TASK REQUIREMENTS: Bring together all lines of the material below that contain the string "name".

PROVIDED ENTRIES:

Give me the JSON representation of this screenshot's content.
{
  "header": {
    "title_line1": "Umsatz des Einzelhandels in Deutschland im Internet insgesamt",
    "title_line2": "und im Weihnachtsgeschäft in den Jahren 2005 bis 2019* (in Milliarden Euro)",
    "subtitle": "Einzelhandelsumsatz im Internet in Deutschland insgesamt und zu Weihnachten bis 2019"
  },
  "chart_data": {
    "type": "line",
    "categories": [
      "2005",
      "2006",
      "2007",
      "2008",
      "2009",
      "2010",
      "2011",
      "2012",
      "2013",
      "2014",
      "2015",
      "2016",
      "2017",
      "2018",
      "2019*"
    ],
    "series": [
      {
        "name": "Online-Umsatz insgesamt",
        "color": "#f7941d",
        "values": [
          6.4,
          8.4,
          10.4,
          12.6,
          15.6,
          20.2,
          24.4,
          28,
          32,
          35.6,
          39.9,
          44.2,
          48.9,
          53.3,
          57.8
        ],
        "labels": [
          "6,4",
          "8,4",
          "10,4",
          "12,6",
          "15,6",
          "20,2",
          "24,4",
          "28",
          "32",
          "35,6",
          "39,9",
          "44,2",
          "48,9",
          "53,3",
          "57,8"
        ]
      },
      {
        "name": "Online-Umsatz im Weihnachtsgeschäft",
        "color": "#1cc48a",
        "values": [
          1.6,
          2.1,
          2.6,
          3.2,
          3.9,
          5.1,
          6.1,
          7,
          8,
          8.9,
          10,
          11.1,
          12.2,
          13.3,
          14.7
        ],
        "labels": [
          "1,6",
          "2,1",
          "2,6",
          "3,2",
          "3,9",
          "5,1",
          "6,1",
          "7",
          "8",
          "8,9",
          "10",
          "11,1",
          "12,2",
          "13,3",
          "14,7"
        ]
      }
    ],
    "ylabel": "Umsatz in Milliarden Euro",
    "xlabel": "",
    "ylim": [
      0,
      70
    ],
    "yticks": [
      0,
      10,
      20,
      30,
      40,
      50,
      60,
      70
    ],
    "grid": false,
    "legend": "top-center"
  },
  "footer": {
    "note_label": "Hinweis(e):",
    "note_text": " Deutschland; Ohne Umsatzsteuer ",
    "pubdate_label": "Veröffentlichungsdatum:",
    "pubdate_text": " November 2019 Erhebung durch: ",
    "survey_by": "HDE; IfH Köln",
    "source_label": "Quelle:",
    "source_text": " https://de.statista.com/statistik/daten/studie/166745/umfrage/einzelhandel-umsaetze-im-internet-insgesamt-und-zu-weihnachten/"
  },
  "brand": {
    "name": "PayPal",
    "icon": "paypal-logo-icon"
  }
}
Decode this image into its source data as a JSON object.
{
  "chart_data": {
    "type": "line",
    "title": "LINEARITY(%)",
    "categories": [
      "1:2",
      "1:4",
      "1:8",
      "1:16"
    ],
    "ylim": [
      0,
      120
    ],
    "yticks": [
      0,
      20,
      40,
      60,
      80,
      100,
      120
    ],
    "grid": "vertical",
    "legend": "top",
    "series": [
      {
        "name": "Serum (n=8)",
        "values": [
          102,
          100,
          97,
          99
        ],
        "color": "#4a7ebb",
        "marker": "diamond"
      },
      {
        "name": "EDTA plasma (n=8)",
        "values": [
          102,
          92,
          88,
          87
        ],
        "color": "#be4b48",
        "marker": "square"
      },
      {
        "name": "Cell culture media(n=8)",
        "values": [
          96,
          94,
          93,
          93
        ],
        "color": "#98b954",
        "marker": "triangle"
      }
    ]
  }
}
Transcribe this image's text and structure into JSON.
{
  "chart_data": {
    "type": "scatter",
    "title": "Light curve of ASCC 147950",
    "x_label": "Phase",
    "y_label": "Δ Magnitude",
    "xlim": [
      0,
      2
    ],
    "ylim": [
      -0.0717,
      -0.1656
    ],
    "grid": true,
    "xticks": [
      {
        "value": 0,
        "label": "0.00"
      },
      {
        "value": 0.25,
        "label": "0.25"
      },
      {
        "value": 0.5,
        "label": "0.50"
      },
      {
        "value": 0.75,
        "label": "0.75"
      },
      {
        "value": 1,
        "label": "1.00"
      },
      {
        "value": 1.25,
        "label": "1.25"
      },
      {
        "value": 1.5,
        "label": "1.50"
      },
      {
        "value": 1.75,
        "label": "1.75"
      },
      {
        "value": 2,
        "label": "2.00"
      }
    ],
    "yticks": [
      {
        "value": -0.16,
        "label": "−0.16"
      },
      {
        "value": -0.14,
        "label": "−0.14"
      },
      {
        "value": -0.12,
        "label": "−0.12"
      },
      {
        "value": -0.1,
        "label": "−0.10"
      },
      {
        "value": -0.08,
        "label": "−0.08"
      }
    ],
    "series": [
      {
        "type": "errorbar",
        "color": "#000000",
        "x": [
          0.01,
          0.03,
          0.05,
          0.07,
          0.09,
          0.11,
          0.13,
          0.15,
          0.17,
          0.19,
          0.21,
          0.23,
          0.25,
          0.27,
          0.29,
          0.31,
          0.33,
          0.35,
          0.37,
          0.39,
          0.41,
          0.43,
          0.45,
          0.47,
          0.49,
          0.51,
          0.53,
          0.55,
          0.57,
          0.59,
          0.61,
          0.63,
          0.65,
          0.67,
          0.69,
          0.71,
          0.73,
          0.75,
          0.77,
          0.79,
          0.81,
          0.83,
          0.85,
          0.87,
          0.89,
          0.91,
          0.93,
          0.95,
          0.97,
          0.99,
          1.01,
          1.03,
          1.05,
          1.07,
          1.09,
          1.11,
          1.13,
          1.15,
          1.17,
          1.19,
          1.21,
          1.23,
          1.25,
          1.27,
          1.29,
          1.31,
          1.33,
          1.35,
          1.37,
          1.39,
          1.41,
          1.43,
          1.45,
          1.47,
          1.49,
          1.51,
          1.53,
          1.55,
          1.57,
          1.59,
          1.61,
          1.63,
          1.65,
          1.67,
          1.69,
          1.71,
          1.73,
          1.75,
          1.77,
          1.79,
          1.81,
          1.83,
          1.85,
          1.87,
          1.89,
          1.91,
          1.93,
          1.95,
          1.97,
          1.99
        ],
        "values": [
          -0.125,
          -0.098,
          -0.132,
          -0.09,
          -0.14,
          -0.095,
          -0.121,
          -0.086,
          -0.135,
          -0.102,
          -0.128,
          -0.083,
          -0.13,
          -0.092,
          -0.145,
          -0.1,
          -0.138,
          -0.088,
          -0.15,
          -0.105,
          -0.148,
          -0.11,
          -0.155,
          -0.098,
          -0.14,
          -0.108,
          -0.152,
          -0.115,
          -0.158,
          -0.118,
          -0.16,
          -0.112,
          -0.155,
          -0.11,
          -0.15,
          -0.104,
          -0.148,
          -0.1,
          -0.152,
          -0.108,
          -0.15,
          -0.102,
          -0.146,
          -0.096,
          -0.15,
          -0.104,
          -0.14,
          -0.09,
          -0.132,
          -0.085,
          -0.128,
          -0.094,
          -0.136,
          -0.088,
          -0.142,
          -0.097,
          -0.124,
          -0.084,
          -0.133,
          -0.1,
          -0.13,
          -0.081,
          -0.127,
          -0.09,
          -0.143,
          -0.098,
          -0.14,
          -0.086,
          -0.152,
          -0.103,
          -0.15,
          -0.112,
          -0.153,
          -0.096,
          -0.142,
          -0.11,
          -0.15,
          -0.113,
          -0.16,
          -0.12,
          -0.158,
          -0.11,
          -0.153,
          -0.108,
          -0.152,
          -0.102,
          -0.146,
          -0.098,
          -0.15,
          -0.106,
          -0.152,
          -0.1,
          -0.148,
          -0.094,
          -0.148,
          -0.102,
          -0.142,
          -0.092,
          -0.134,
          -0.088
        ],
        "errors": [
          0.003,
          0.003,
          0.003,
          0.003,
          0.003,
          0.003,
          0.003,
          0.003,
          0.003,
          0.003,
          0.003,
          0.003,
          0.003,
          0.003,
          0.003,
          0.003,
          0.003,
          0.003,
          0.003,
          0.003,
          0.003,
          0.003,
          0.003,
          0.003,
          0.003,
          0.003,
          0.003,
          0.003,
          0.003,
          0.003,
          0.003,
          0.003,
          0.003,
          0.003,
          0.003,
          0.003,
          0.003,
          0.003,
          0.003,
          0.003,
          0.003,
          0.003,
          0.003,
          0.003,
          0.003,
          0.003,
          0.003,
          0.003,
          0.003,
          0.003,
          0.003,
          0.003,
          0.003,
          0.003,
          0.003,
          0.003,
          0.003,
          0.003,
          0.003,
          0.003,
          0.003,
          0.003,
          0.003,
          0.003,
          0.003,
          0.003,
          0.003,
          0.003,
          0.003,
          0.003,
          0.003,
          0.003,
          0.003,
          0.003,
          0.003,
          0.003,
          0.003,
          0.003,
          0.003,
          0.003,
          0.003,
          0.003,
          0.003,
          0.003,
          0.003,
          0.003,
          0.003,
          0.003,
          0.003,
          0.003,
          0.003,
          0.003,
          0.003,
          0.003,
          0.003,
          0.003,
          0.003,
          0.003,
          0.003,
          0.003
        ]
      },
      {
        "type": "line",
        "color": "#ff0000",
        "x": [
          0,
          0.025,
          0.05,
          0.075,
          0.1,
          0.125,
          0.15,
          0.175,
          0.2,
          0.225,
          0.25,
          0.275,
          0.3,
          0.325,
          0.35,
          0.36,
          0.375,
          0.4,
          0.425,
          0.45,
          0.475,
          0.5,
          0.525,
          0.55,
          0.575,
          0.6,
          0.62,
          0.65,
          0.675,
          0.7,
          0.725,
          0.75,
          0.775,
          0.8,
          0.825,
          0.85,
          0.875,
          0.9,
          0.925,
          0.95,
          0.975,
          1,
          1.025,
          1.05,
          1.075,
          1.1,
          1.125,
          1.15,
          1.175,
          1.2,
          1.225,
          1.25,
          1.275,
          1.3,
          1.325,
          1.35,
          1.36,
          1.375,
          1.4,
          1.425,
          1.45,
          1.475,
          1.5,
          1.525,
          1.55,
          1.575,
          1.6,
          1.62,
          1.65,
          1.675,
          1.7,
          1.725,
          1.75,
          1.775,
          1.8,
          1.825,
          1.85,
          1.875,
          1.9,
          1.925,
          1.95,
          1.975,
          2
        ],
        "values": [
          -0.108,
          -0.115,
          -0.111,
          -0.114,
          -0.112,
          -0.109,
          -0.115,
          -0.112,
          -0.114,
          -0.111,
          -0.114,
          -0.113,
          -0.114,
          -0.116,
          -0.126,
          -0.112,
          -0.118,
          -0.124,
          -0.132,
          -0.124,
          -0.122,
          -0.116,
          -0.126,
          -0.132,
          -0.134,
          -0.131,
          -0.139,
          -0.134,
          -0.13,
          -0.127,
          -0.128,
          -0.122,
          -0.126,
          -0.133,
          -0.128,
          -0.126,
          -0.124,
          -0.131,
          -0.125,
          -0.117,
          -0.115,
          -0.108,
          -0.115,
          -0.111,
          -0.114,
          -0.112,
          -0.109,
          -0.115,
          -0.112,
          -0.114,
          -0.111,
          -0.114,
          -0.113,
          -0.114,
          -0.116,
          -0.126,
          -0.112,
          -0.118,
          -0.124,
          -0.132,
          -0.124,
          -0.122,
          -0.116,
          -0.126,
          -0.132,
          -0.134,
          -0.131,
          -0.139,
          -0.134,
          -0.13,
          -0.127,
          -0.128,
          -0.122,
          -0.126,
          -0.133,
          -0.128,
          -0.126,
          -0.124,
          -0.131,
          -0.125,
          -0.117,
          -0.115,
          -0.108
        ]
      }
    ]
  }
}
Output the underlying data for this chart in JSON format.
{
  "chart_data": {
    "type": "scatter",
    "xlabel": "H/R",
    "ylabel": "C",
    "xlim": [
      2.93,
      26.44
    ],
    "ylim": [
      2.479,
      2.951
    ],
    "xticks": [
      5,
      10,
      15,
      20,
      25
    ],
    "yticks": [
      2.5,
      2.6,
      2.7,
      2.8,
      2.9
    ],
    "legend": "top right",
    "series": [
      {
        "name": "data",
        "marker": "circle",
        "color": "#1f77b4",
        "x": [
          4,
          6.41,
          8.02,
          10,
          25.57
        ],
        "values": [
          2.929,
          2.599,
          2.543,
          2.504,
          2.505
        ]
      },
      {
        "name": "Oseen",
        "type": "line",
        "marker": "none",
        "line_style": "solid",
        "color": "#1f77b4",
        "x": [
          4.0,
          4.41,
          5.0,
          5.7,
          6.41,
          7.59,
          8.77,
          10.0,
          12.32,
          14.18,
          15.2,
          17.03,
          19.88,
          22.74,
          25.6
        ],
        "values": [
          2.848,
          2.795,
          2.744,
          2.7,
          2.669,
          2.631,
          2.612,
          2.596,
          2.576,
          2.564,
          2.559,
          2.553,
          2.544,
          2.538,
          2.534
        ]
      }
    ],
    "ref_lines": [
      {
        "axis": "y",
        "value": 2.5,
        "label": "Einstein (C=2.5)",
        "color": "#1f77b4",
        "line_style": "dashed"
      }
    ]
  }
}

RESULT OF THE TASK:
        "name": "Online-Umsatz insgesamt",
        "name": "Online-Umsatz im Weihnachtsgeschäft",
    "name": "PayPal",
        "name": "Serum (n=8)",
        "name": "EDTA plasma (n=8)",
        "name": "Cell culture media(n=8)",
        "name": "data",
        "name": "Oseen",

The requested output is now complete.